▶ GIVEN INSTRUCTION: Copy out every line containing the word "بقلب".

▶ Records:
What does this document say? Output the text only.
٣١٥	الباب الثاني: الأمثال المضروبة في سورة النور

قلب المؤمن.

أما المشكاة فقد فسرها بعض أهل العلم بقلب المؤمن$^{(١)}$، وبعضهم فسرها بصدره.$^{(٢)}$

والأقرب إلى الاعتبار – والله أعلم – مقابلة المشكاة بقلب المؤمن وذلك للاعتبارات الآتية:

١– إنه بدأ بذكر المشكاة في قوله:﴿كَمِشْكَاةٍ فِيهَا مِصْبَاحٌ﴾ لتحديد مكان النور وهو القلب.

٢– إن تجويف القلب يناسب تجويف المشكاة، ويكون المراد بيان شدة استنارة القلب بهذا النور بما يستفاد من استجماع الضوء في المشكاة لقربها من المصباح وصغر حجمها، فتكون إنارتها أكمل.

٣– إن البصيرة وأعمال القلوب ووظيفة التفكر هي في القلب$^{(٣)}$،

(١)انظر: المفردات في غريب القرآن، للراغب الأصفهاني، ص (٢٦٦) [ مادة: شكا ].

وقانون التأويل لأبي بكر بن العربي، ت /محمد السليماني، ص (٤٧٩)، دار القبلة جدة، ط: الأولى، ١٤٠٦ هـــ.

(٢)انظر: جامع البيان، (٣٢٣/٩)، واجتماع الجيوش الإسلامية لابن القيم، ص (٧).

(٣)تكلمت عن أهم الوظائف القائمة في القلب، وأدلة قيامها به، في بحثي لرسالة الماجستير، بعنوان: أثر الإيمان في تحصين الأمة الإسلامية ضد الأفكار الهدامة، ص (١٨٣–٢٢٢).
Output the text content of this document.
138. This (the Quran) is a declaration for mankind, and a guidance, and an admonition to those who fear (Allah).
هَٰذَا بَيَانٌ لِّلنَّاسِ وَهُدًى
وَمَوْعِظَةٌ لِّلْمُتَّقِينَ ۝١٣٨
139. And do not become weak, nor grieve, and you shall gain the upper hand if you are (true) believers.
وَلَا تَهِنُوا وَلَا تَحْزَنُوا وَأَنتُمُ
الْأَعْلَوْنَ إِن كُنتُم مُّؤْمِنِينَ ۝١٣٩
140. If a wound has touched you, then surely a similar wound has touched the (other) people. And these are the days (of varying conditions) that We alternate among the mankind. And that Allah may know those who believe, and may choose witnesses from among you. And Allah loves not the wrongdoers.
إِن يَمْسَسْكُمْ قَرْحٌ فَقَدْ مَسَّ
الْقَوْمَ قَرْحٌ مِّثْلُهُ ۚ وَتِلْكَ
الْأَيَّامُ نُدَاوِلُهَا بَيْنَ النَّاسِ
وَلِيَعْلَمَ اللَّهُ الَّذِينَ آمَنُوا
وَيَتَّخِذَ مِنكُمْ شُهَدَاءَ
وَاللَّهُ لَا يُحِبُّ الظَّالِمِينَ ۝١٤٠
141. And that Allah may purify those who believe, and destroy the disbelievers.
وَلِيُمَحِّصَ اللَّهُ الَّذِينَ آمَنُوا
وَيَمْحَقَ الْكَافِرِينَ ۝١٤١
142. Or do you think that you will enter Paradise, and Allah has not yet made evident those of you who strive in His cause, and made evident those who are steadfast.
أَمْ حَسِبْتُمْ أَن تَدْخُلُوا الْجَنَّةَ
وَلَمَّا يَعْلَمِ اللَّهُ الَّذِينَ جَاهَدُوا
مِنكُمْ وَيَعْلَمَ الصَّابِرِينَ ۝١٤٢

▶ WORKED ANSWER:
أما المشكاة فقد فسرها بعض أهل العلم بقلب المؤمن$^{(١)}$، وبعضهم فسرها بصدره.$^{(٢)}$
والأقرب إلى الاعتبار – والله أعلم – مقابلة المشكاة بقلب المؤمن وذلك للاعتبارات الآتية:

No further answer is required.